[Required task]: Omit every picture while repeating the entries exactly.

==== Provided records

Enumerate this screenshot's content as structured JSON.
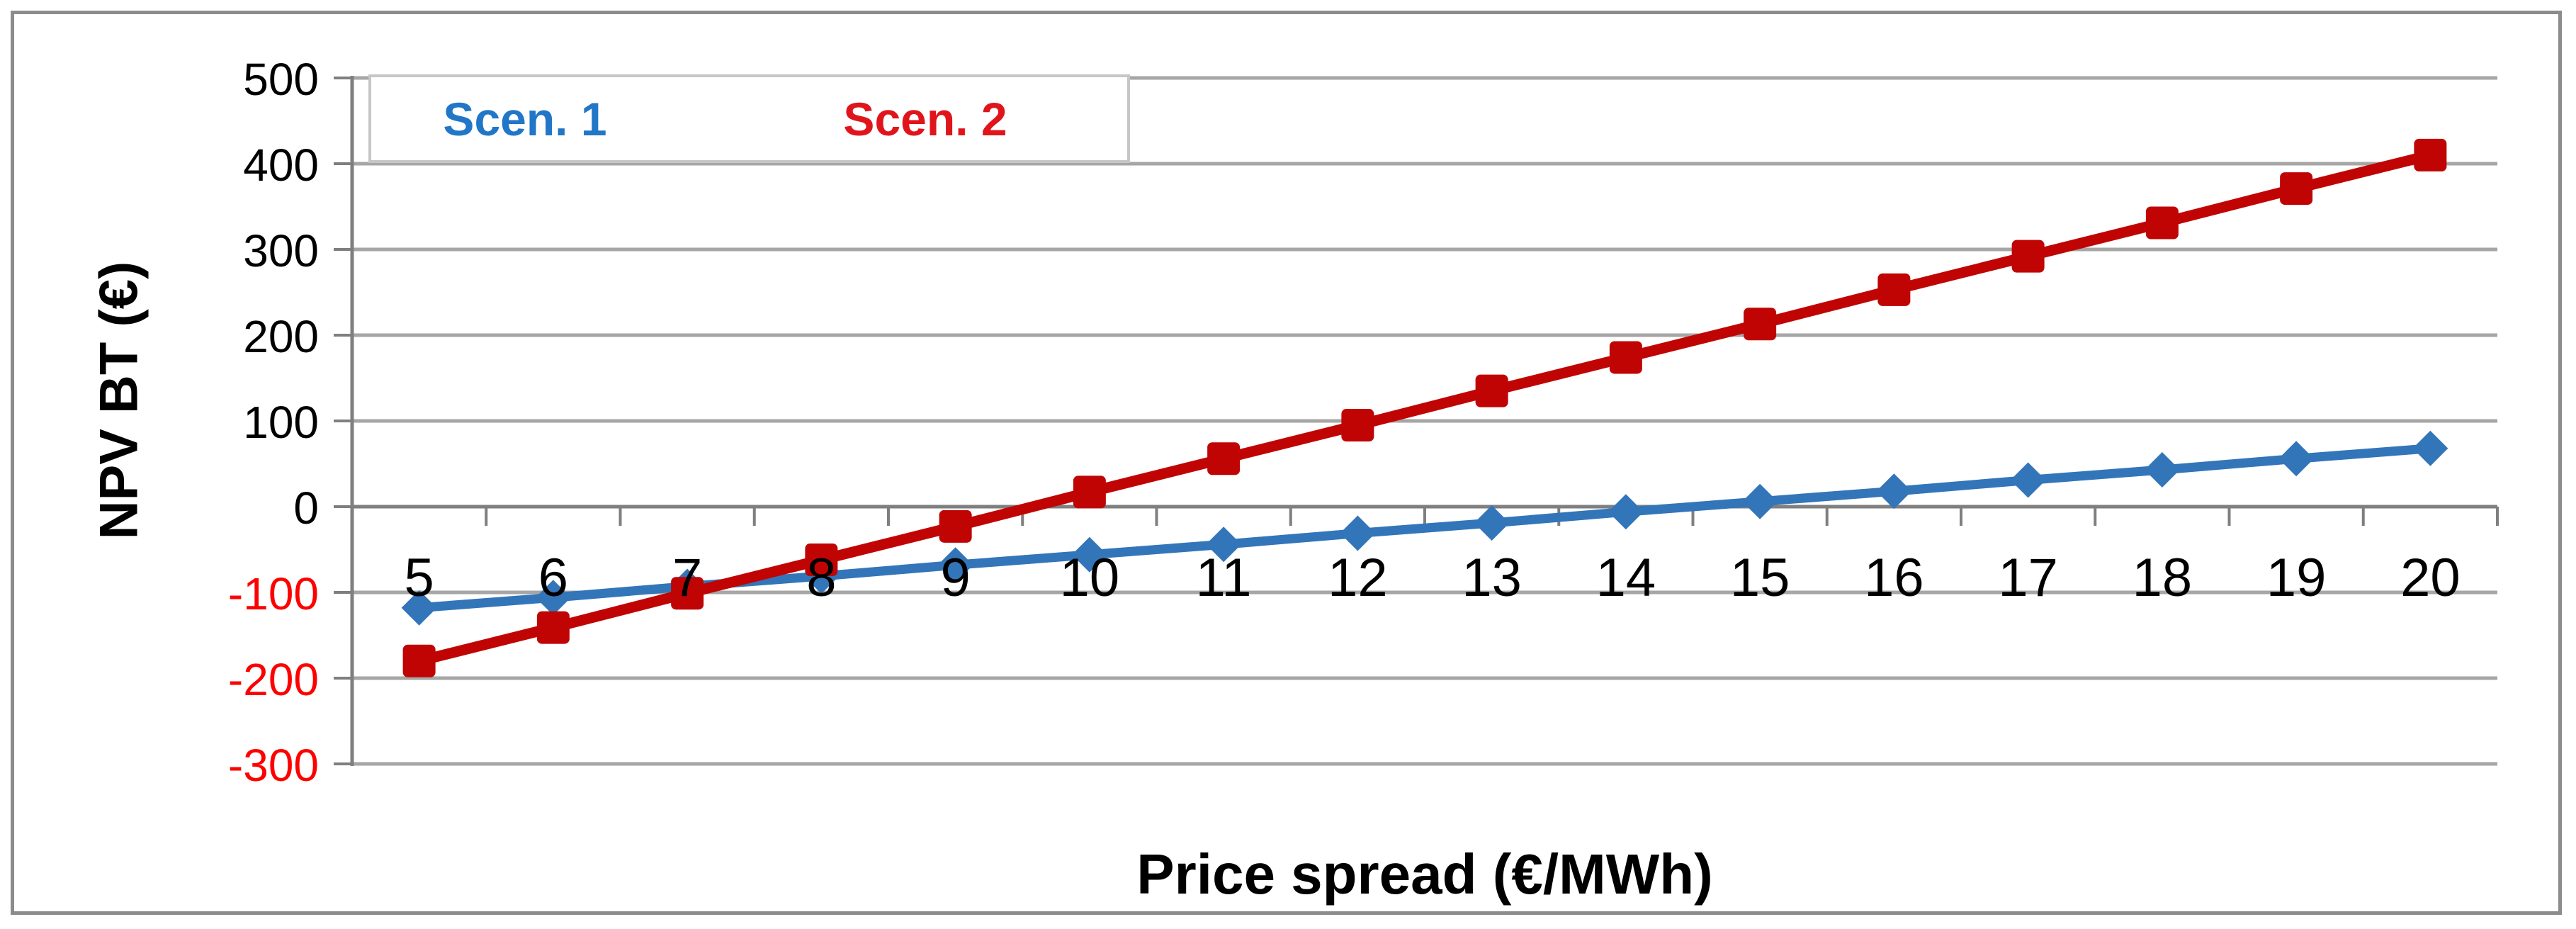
{
  "chart_data": {
    "type": "line",
    "categories": [
      "5",
      "6",
      "7",
      "8",
      "9",
      "10",
      "11",
      "12",
      "13",
      "14",
      "15",
      "16",
      "17",
      "18",
      "19",
      "20"
    ],
    "series": [
      {
        "name": "Scen. 1",
        "marker": "diamond",
        "color": "#3375B9",
        "legend_text_color": "#2176C7",
        "values": [
          -118,
          -106,
          -93,
          -81,
          -68,
          -56,
          -44,
          -31,
          -19,
          -6,
          6,
          18,
          31,
          43,
          56,
          68
        ]
      },
      {
        "name": "Scen. 2",
        "marker": "square",
        "color": "#C00404",
        "legend_text_color": "#E0151B",
        "values": [
          -180,
          -141,
          -101,
          -62,
          -23,
          17,
          56,
          95,
          135,
          174,
          213,
          253,
          292,
          331,
          371,
          410
        ]
      }
    ],
    "xlabel": "Price spread (€/MWh)",
    "ylabel": "NPV BT (€)",
    "ylim": [
      -300,
      500
    ],
    "yticks": [
      500,
      400,
      300,
      200,
      100,
      0,
      -100,
      -200,
      -300
    ],
    "ytick_color": "#000000",
    "ytick_negative_color": "#FF0000",
    "xtick_color": "#000000",
    "gridline_color": "#A6A6A6",
    "axis_color": "#7F7F7F",
    "frame_border_color": "#8C8C8C",
    "legend_border_color": "#C6C6C6",
    "grid": true,
    "legend_position": "top-left"
  }
}
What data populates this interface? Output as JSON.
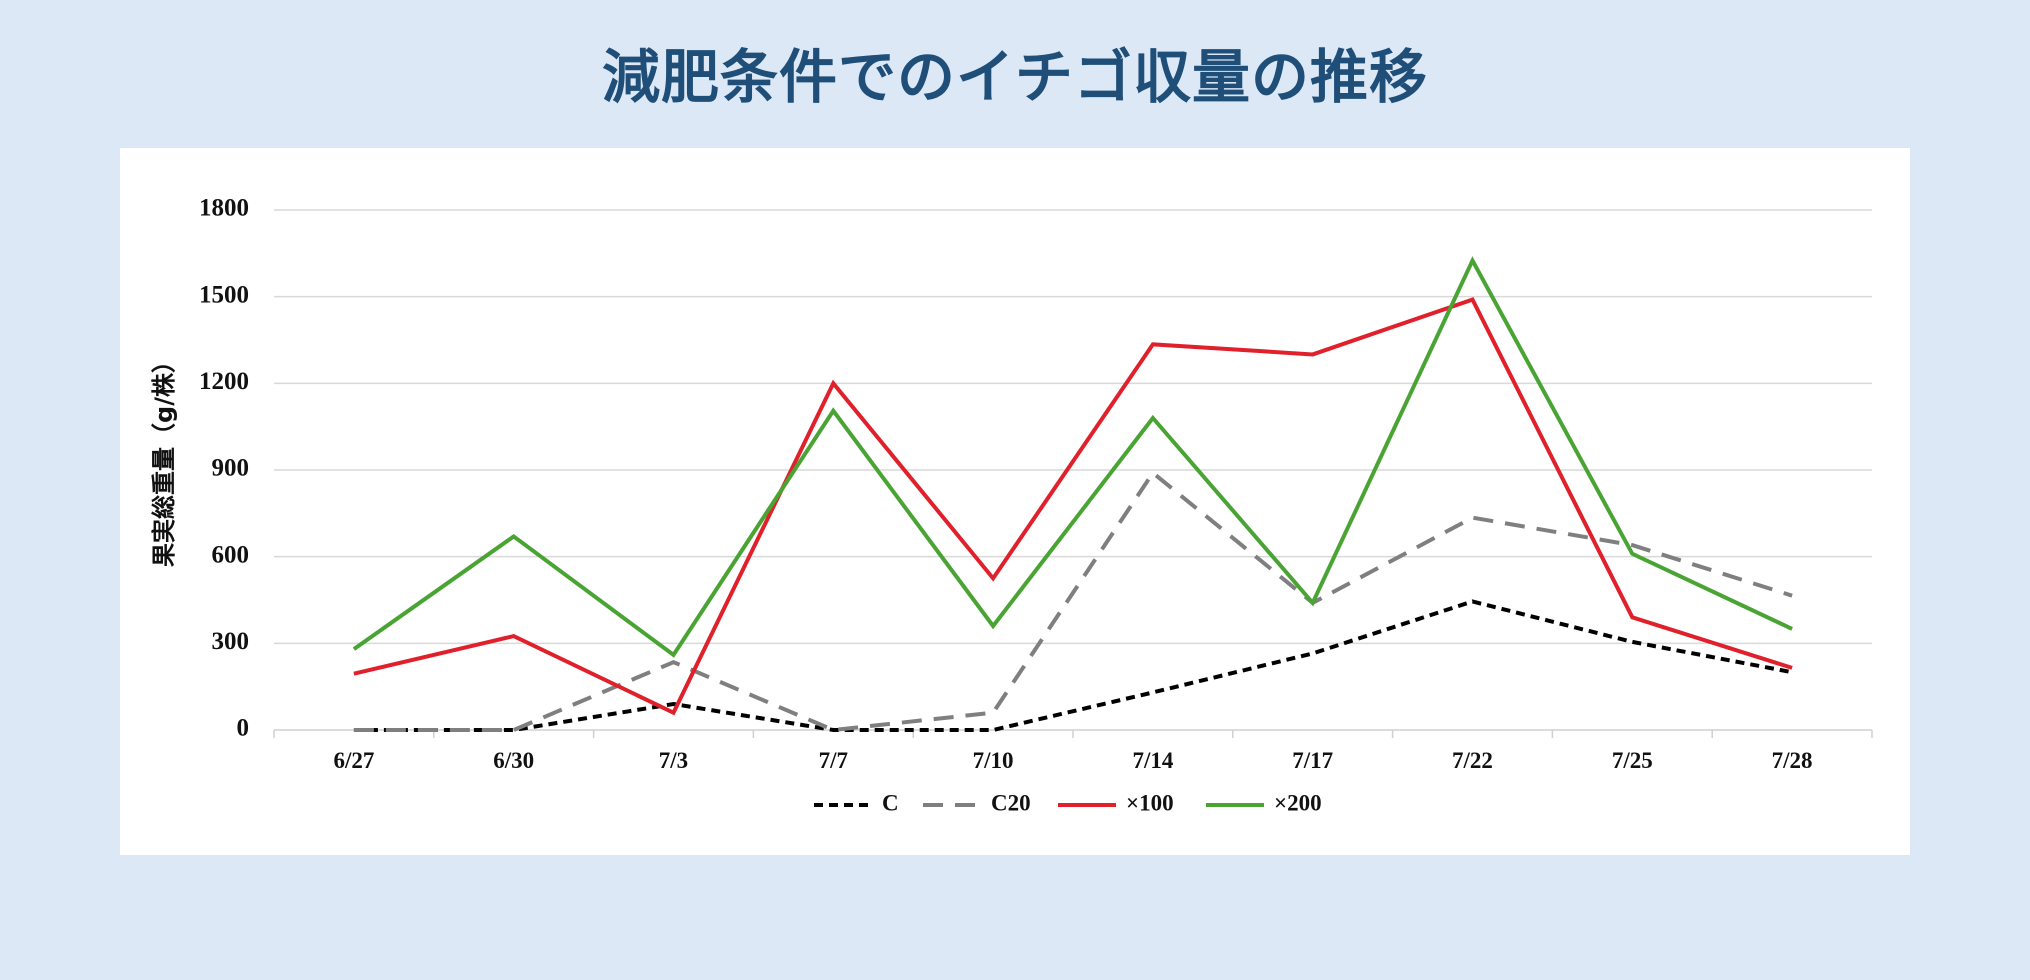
{
  "title": "減肥条件でのイチゴ収量の推移",
  "chart_data": {
    "type": "line",
    "title": "",
    "xlabel": "",
    "ylabel": "果実総重量（g/株）",
    "ylim": [
      0,
      1800
    ],
    "yticks": [
      0,
      300,
      600,
      900,
      1200,
      1500,
      1800
    ],
    "categories": [
      "6/27",
      "6/30",
      "7/3",
      "7/7",
      "7/10",
      "7/14",
      "7/17",
      "7/22",
      "7/25",
      "7/28"
    ],
    "grid": "horizontal",
    "legend_position": "bottom",
    "series": [
      {
        "name": "C",
        "color": "#000000",
        "dash": "dotted",
        "values": [
          0,
          0,
          90,
          0,
          0,
          130,
          265,
          445,
          305,
          200
        ]
      },
      {
        "name": "C20",
        "color": "#7f7f7f",
        "dash": "dashed",
        "values": [
          0,
          0,
          235,
          0,
          60,
          890,
          440,
          735,
          640,
          465
        ]
      },
      {
        "name": "×100",
        "color": "#e0202a",
        "dash": "solid",
        "values": [
          195,
          325,
          60,
          1200,
          525,
          1335,
          1300,
          1490,
          390,
          215
        ]
      },
      {
        "name": "×200",
        "color": "#4aa434",
        "dash": "solid",
        "values": [
          280,
          670,
          260,
          1105,
          360,
          1080,
          440,
          1625,
          610,
          350
        ]
      }
    ]
  }
}
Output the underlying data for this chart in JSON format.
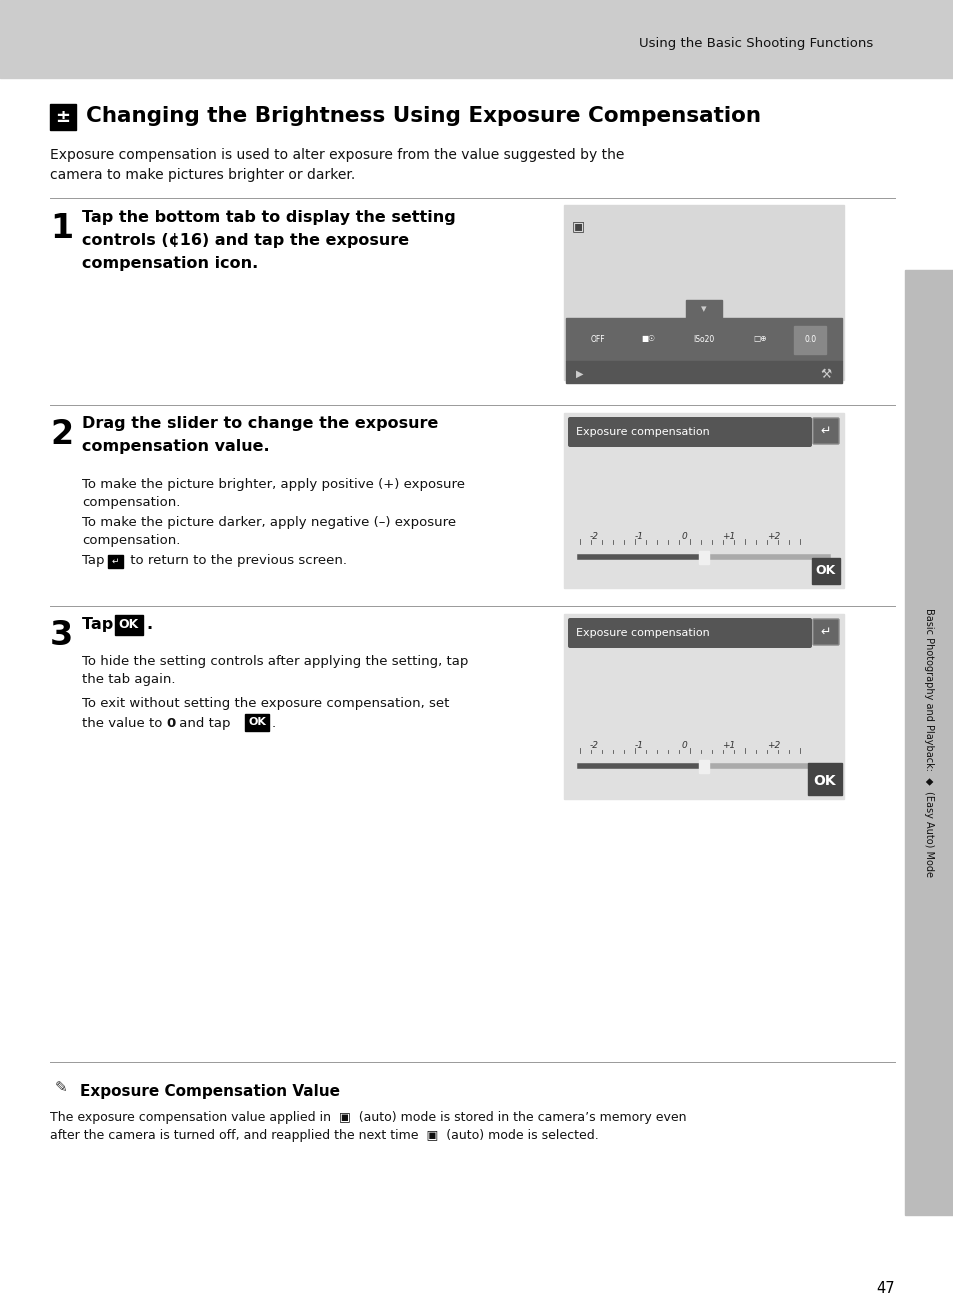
{
  "page_bg": "#ffffff",
  "header_bg": "#cccccc",
  "header_text": "Using the Basic Shooting Functions",
  "title_text": "Changing the Brightness Using Exposure Compensation",
  "intro_text": "Exposure compensation is used to alter exposure from the value suggested by the\ncamera to make pictures brighter or darker.",
  "step1_heading": "Tap the bottom tab to display the setting\ncontrols (¢16) and tap the exposure\ncompensation icon.",
  "step2_heading": "Drag the slider to change the exposure\ncompensation value.",
  "step2_body1": "To make the picture brighter, apply positive (+) exposure\ncompensation.",
  "step2_body2": "To make the picture darker, apply negative (–) exposure\ncompensation.",
  "step2_body3": "Tap     to return to the previous screen.",
  "step3_heading": "Tap     .",
  "step3_body1": "To hide the setting controls after applying the setting, tap\nthe tab again.",
  "step3_body2": "To exit without setting the exposure compensation, set\nthe value to ",
  "step3_body2b": " and tap     .",
  "note_title": "Exposure Compensation Value",
  "note_body": "The exposure compensation value applied in     (auto) mode is stored in the camera’s memory even\nafter the camera is turned off, and reapplied the next time     (auto) mode is selected.",
  "page_number": "47",
  "sidebar_text": "Basic Photography and Playback:     (Easy Auto) Mode",
  "exp_comp_label": "Exposure compensation",
  "screen1_bg": "#d8d8d8",
  "screen2_bg": "#e0e0e0",
  "screen3_bg": "#e0e0e0",
  "topbar_color": "#555555",
  "ok_color": "#333333"
}
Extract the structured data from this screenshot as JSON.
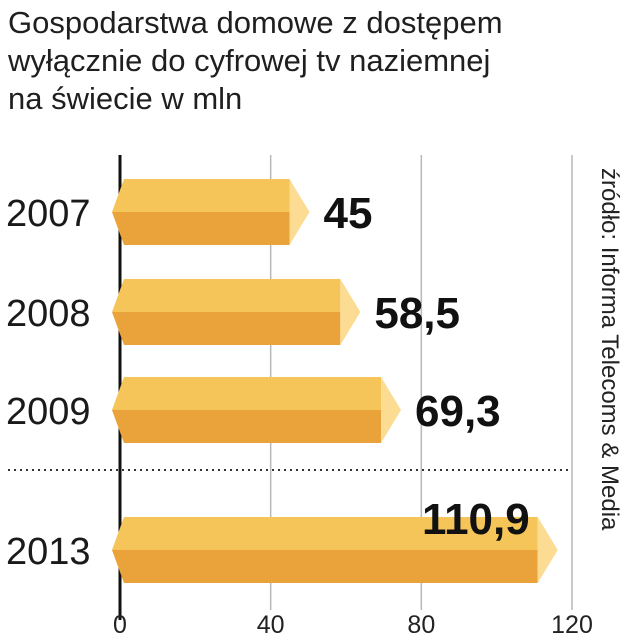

========

[Response to the exercise]:
Enumerate this screenshot's content as structured JSON.
{
  "chart_data": {
    "type": "line",
    "categories": [
      "5",
      "6",
      "7",
      "8",
      "9",
      "10",
      "11",
      "12",
      "13",
      "14",
      "15",
      "16",
      "17",
      "18",
      "19",
      "20"
    ],
    "series": [
      {
        "name": "Scen. 1",
        "marker": "diamond",
        "color": "#3375B9",
        "legend_text_color": "#2176C7",
        "values": [
          -118,
          -106,
          -93,
          -81,
          -68,
          -56,
          -44,
          -31,
          -19,
          -6,
          6,
          18,
          31,
          43,
          56,
          68
        ]
      },
      {
        "name": "Scen. 2",
        "marker": "square",
        "color": "#C00404",
        "legend_text_color": "#E0151B",
        "values": [
          -180,
          -141,
          -101,
          -62,
          -23,
          17,
          56,
          95,
          135,
          174,
          213,
          253,
          292,
          331,
          371,
          410
        ]
      }
    ],
    "xlabel": "Price spread (€/MWh)",
    "ylabel": "NPV BT (€)",
    "ylim": [
      -300,
      500
    ],
    "yticks": [
      500,
      400,
      300,
      200,
      100,
      0,
      -100,
      -200,
      -300
    ],
    "ytick_color": "#000000",
    "ytick_negative_color": "#FF0000",
    "xtick_color": "#000000",
    "gridline_color": "#A6A6A6",
    "axis_color": "#7F7F7F",
    "frame_border_color": "#8C8C8C",
    "legend_border_color": "#C6C6C6",
    "grid": true,
    "legend_position": "top-left"
  }
}
What data populates this interface? Output as JSON.
{
  "title": "減肥条件でのイチゴ収量の推移",
  "chart_data": {
    "type": "line",
    "title": "",
    "xlabel": "",
    "ylabel": "果実総重量（g/株）",
    "ylim": [
      0,
      1800
    ],
    "yticks": [
      0,
      300,
      600,
      900,
      1200,
      1500,
      1800
    ],
    "categories": [
      "6/27",
      "6/30",
      "7/3",
      "7/7",
      "7/10",
      "7/14",
      "7/17",
      "7/22",
      "7/25",
      "7/28"
    ],
    "grid": "horizontal",
    "legend_position": "bottom",
    "series": [
      {
        "name": "C",
        "color": "#000000",
        "dash": "dotted",
        "values": [
          0,
          0,
          90,
          0,
          0,
          130,
          265,
          445,
          305,
          200
        ]
      },
      {
        "name": "C20",
        "color": "#7f7f7f",
        "dash": "dashed",
        "values": [
          0,
          0,
          235,
          0,
          60,
          890,
          440,
          735,
          640,
          465
        ]
      },
      {
        "name": "×100",
        "color": "#e0202a",
        "dash": "solid",
        "values": [
          195,
          325,
          60,
          1200,
          525,
          1335,
          1300,
          1490,
          390,
          215
        ]
      },
      {
        "name": "×200",
        "color": "#4aa434",
        "dash": "solid",
        "values": [
          280,
          670,
          260,
          1105,
          360,
          1080,
          440,
          1625,
          610,
          350
        ]
      }
    ]
  }
}
Output the underlying data for this chart in JSON format.
{
  "page_bg": "#ffffff",
  "header_bg": "#cccccc",
  "header_text": "Using the Basic Shooting Functions",
  "title_text": "Changing the Brightness Using Exposure Compensation",
  "intro_text": "Exposure compensation is used to alter exposure from the value suggested by the\ncamera to make pictures brighter or darker.",
  "step1_heading": "Tap the bottom tab to display the setting\ncontrols (¢16) and tap the exposure\ncompensation icon.",
  "step2_heading": "Drag the slider to change the exposure\ncompensation value.",
  "step2_body1": "To make the picture brighter, apply positive (+) exposure\ncompensation.",
  "step2_body2": "To make the picture darker, apply negative (–) exposure\ncompensation.",
  "step2_body3": "Tap     to return to the previous screen.",
  "step3_heading": "Tap     .",
  "step3_body1": "To hide the setting controls after applying the setting, tap\nthe tab again.",
  "step3_body2": "To exit without setting the exposure compensation, set\nthe value to ",
  "step3_body2b": " and tap     .",
  "note_title": "Exposure Compensation Value",
  "note_body": "The exposure compensation value applied in     (auto) mode is stored in the camera’s memory even\nafter the camera is turned off, and reapplied the next time     (auto) mode is selected.",
  "page_number": "47",
  "sidebar_text": "Basic Photography and Playback:     (Easy Auto) Mode",
  "exp_comp_label": "Exposure compensation",
  "screen1_bg": "#d8d8d8",
  "screen2_bg": "#e0e0e0",
  "screen3_bg": "#e0e0e0",
  "topbar_color": "#555555",
  "ok_color": "#333333"
}
Extract the structured data from this screenshot as JSON.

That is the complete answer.